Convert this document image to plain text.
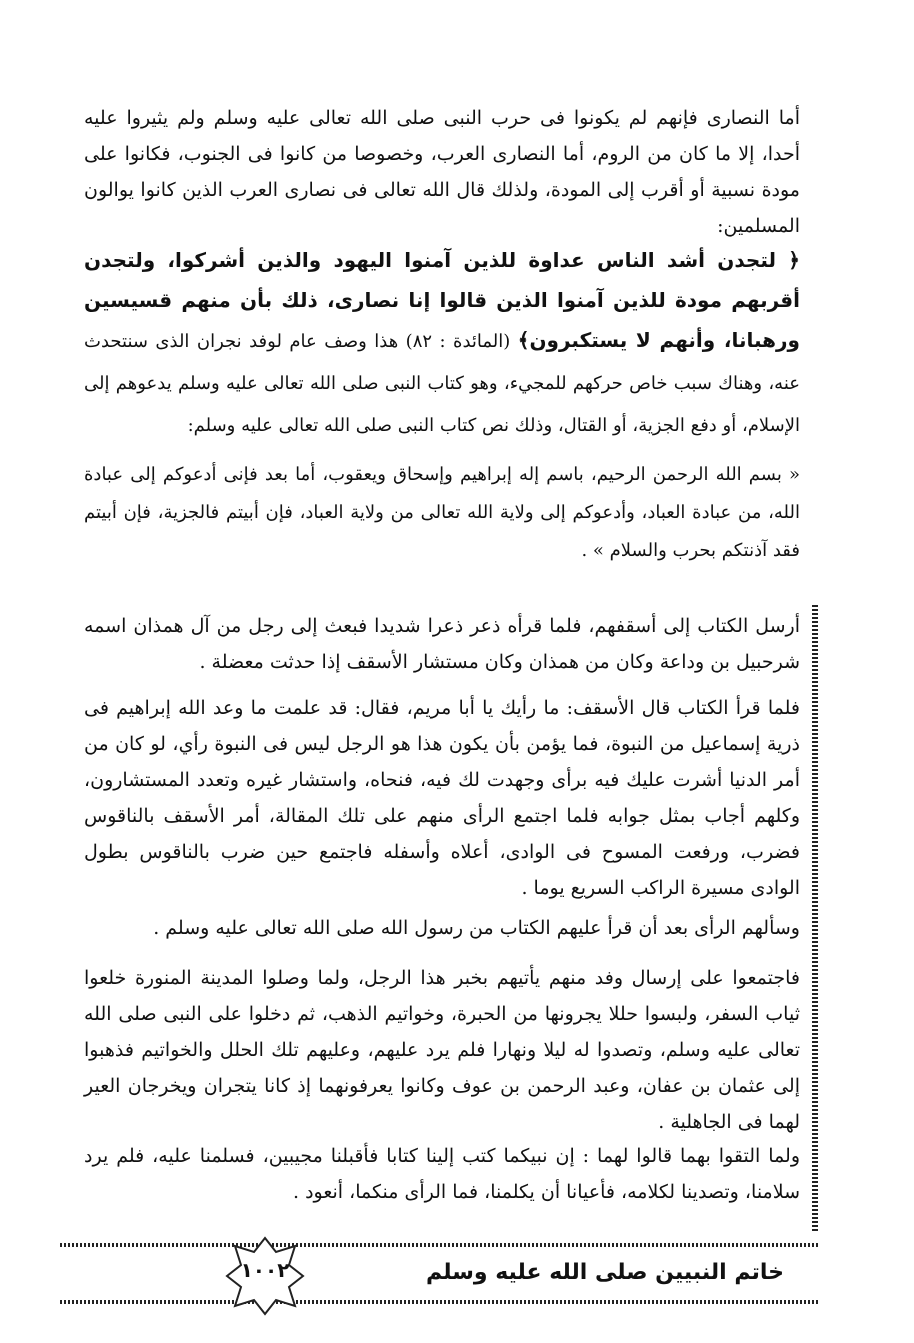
أما النصارى فإنهم لم يكونوا فى حرب النبى صلى الله تعالى عليه وسلم ولم يثيروا عليه أحدا، إلا ما كان من الروم، أما النصارى العرب، وخصوصا من كانوا فى الجنوب، فكانوا على مودة نسبية أو أقرب إلى المودة، ولذلك قال الله تعالى فى نصارى العرب الذين كانوا يوالون المسلمين:

﴿ لتجدن أشد الناس عداوة للذين آمنوا اليهود والذين أشركوا، ولتجدن أقربهم مودة للذين آمنوا الذين قالوا إنا نصارى، ذلك بأن منهم قسيسين ورهبانا، وأنهم لا يستكبرون﴾ (المائدة : ٨٢) هذا وصف عام لوفد نجران الذى سنتحدث عنه، وهناك سبب خاص حركهم للمجيء، وهو كتاب النبى صلى الله تعالى عليه وسلم يدعوهم إلى الإسلام، أو دفع الجزية، أو القتال، وذلك نص كتاب النبى صلى الله تعالى عليه وسلم:

« بسم الله الرحمن الرحيم، باسم إله إبراهيم وإسحاق ويعقوب، أما بعد فإنى أدعوكم إلى عبادة الله، من عبادة العباد، وأدعوكم إلى ولاية الله تعالى من ولاية العباد، فإن أبيتم فالجزية، فإن أبيتم فقد آذنتكم بحرب والسلام » .

أرسل الكتاب إلى أسقفهم، فلما قرأه ذعر ذعرا شديدا فبعث إلى رجل من آل همذان اسمه شرحبيل بن وداعة وكان من همذان وكان مستشار الأسقف إذا حدثت معضلة .

فلما قرأ الكتاب قال الأسقف: ما رأيك يا أبا مريم، فقال: قد علمت ما وعد الله إبراهيم فى ذرية إسماعيل من النبوة، فما يؤمن بأن يكون هذا هو الرجل ليس فى النبوة رأي، لو كان من أمر الدنيا أشرت عليك فيه برأى وجهدت لك فيه، فنحاه، واستشار غيره وتعدد المستشارون، وكلهم أجاب بمثل جوابه فلما اجتمع الرأى منهم على تلك المقالة، أمر الأسقف بالناقوس فضرب، ورفعت المسوح فى الوادى، أعلاه وأسفله فاجتمع حين ضرب بالناقوس بطول الوادى مسيرة الراكب السريع يوما .

وسألهم الرأى بعد أن قرأ عليهم الكتاب من رسول الله صلى الله تعالى عليه وسلم .

فاجتمعوا على إرسال وفد منهم يأتيهم بخبر هذا الرجل، ولما وصلوا المدينة المنورة خلعوا ثياب السفر، ولبسوا حللا يجرونها من الحبرة، وخواتيم الذهب، ثم دخلوا على النبى صلى الله تعالى عليه وسلم، وتصدوا له ليلا ونهارا فلم يرد عليهم، وعليهم تلك الحلل والخواتيم فذهبوا إلى عثمان بن عفان، وعبد الرحمن بن عوف وكانوا يعرفونهما إذ كانا يتجران ويخرجان العير لهما فى الجاهلية .

ولما التقوا بهما قالوا لهما : إن نبيكما كتب إلينا كتابا فأقبلنا مجيبين، فسلمنا عليه، فلم يرد سلامنا، وتصدينا لكلامه، فأعيانا أن يكلمنا، فما الرأى منكما، أنعود .

خاتم النبيين صلى الله عليه وسلم
١٠٠٢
__________
→ **Problem details**:
Every record above should come back exactly, but without its pictures.

→ **Result**:
Convert this document image to plain text.
أما النصارى فإنهم لم يكونوا فى حرب النبى صلى الله تعالى عليه وسلم ولم يثيروا عليه أحدا، إلا ما كان من الروم، أما النصارى العرب، وخصوصا من كانوا فى الجنوب، فكانوا على مودة نسبية أو أقرب إلى المودة، ولذلك قال الله تعالى فى نصارى العرب الذين كانوا يوالون المسلمين:

﴿ لتجدن أشد الناس عداوة للذين آمنوا اليهود والذين أشركوا، ولتجدن أقربهم مودة للذين آمنوا الذين قالوا إنا نصارى، ذلك بأن منهم قسيسين ورهبانا، وأنهم لا يستكبرون﴾ (المائدة : ٨٢) هذا وصف عام لوفد نجران الذى سنتحدث عنه، وهناك سبب خاص حركهم للمجيء، وهو كتاب النبى صلى الله تعالى عليه وسلم يدعوهم إلى الإسلام، أو دفع الجزية، أو القتال، وذلك نص كتاب النبى صلى الله تعالى عليه وسلم:

« بسم الله الرحمن الرحيم، باسم إله إبراهيم وإسحاق ويعقوب، أما بعد فإنى أدعوكم إلى عبادة الله، من عبادة العباد، وأدعوكم إلى ولاية الله تعالى من ولاية العباد، فإن أبيتم فالجزية، فإن أبيتم فقد آذنتكم بحرب والسلام » .

أرسل الكتاب إلى أسقفهم، فلما قرأه ذعر ذعرا شديدا فبعث إلى رجل من آل همذان اسمه شرحبيل بن وداعة وكان من همذان وكان مستشار الأسقف إذا حدثت معضلة .

فلما قرأ الكتاب قال الأسقف: ما رأيك يا أبا مريم، فقال: قد علمت ما وعد الله إبراهيم فى ذرية إسماعيل من النبوة، فما يؤمن بأن يكون هذا هو الرجل ليس فى النبوة رأي، لو كان من أمر الدنيا أشرت عليك فيه برأى وجهدت لك فيه، فنحاه، واستشار غيره وتعدد المستشارون، وكلهم أجاب بمثل جوابه فلما اجتمع الرأى منهم على تلك المقالة، أمر الأسقف بالناقوس فضرب، ورفعت المسوح فى الوادى، أعلاه وأسفله فاجتمع حين ضرب بالناقوس بطول الوادى مسيرة الراكب السريع يوما .

وسألهم الرأى بعد أن قرأ عليهم الكتاب من رسول الله صلى الله تعالى عليه وسلم .

فاجتمعوا على إرسال وفد منهم يأتيهم بخبر هذا الرجل، ولما وصلوا المدينة المنورة خلعوا ثياب السفر، ولبسوا حللا يجرونها من الحبرة، وخواتيم الذهب، ثم دخلوا على النبى صلى الله تعالى عليه وسلم، وتصدوا له ليلا ونهارا فلم يرد عليهم، وعليهم تلك الحلل والخواتيم فذهبوا إلى عثمان بن عفان، وعبد الرحمن بن عوف وكانوا يعرفونهما إذ كانا يتجران ويخرجان العير لهما فى الجاهلية .

ولما التقوا بهما قالوا لهما : إن نبيكما كتب إلينا كتابا فأقبلنا مجيبين، فسلمنا عليه، فلم يرد سلامنا، وتصدينا لكلامه، فأعيانا أن يكلمنا، فما الرأى منكما، أنعود .

خاتم النبيين صلى الله عليه وسلم
١٠٠٢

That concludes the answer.